_Task brief_:
From the listing below, extract every line containing "JSON".

══ Listed entries ══

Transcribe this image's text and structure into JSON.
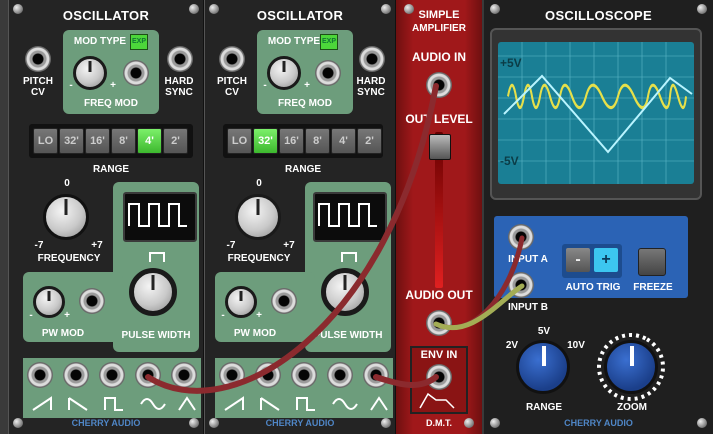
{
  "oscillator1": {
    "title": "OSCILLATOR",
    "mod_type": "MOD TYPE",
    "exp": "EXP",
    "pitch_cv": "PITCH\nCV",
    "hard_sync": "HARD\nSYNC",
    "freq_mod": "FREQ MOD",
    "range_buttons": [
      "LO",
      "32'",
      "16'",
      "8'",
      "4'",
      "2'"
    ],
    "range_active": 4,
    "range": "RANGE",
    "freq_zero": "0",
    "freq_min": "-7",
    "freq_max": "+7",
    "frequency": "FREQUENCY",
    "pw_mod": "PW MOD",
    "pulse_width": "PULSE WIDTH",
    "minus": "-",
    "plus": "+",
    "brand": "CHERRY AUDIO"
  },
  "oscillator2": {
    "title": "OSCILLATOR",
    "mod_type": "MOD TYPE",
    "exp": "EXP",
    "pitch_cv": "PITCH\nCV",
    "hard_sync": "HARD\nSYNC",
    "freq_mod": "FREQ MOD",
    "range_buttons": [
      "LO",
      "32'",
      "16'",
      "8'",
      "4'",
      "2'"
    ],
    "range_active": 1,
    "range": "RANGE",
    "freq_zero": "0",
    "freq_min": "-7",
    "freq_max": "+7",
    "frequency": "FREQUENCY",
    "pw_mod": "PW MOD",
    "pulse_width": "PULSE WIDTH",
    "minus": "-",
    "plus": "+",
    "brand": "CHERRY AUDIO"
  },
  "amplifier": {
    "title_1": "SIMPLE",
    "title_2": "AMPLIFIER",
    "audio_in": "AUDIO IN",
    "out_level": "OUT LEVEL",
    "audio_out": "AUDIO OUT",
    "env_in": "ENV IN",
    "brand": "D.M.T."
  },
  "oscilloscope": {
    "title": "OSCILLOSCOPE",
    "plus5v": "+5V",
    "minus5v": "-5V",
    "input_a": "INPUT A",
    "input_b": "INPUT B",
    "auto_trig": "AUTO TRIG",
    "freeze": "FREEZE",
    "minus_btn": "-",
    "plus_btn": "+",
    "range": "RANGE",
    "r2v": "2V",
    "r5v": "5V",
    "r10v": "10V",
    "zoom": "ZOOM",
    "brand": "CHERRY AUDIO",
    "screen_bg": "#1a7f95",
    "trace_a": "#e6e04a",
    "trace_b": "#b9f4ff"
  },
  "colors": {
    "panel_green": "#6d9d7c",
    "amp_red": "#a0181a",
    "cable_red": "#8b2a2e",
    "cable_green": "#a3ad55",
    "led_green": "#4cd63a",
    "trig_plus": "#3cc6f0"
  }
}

═══
══ Listed entries ══

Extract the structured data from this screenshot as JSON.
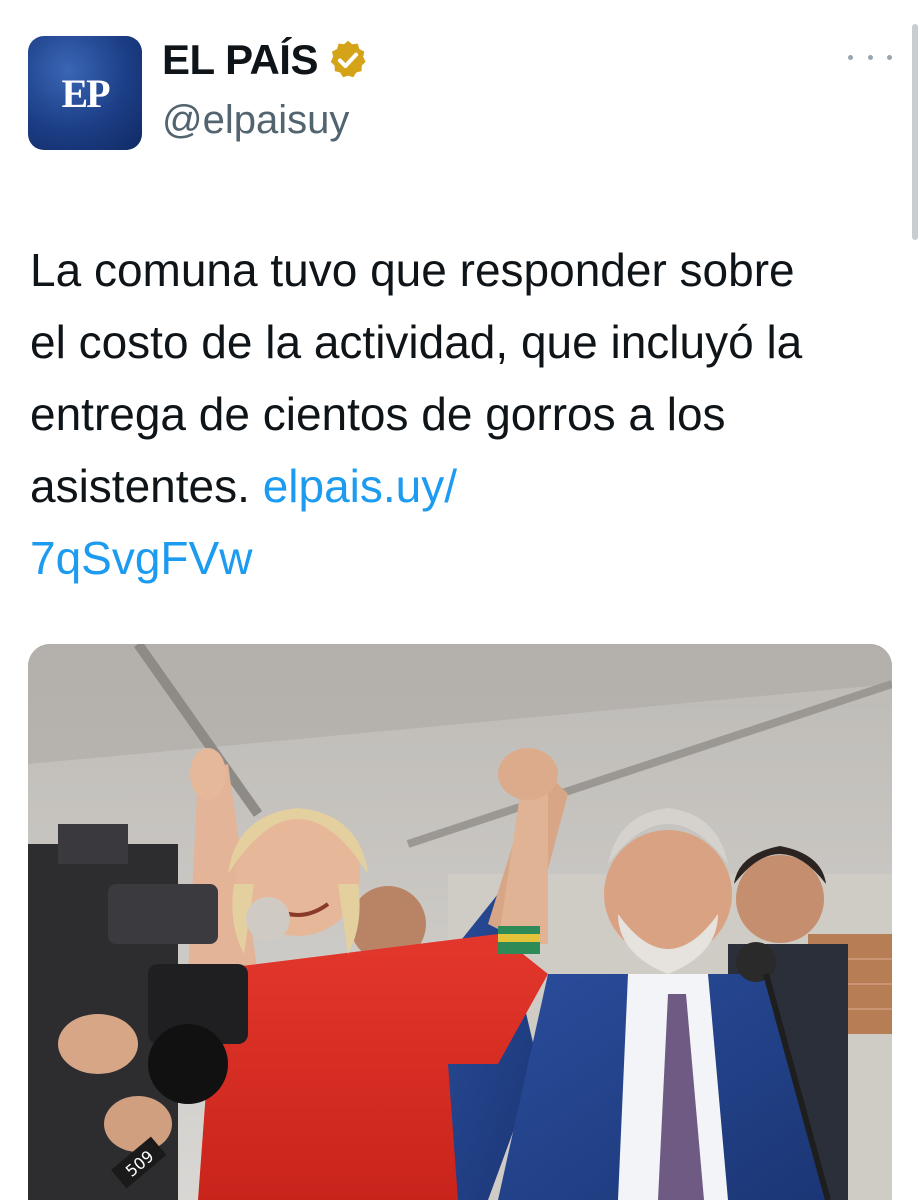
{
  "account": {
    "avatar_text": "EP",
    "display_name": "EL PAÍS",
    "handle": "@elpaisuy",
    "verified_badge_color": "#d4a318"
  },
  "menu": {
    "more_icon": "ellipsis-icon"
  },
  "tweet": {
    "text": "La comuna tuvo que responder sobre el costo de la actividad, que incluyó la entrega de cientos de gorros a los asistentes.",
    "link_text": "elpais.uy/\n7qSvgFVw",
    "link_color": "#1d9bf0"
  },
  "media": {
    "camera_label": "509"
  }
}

═══
══ Listed entries ══

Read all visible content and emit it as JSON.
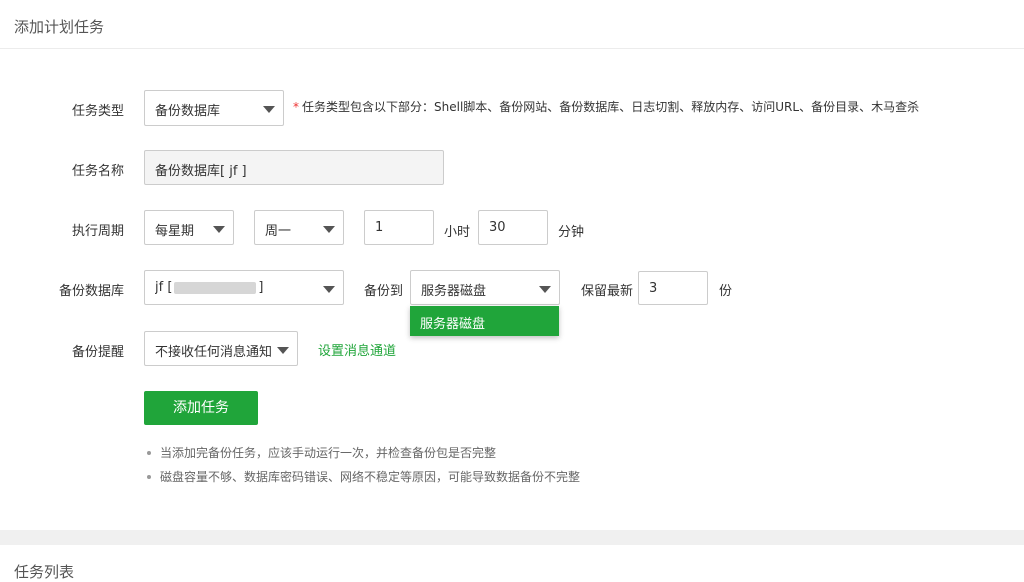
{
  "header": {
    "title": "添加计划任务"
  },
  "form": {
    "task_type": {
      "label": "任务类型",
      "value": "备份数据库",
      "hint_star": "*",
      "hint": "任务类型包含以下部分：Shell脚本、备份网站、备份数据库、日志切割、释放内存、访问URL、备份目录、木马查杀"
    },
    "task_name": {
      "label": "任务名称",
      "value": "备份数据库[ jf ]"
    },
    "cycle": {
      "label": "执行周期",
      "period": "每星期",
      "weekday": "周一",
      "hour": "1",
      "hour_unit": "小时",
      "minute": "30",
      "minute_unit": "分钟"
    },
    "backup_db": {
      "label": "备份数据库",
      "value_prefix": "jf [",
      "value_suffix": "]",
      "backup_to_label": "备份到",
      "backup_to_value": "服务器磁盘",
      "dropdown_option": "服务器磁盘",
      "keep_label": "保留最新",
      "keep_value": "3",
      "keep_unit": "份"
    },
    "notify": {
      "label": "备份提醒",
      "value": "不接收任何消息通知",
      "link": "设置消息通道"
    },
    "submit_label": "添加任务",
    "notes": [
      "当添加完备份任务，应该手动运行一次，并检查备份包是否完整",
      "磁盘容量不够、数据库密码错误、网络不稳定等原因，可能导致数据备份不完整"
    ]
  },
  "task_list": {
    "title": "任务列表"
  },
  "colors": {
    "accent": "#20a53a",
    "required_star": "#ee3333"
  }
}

═══

_Output of the task_:
Transcribe this image's text and structure into JSON.
Extract the structured data from this screenshot as JSON.
Read all visible content and emit it as JSON.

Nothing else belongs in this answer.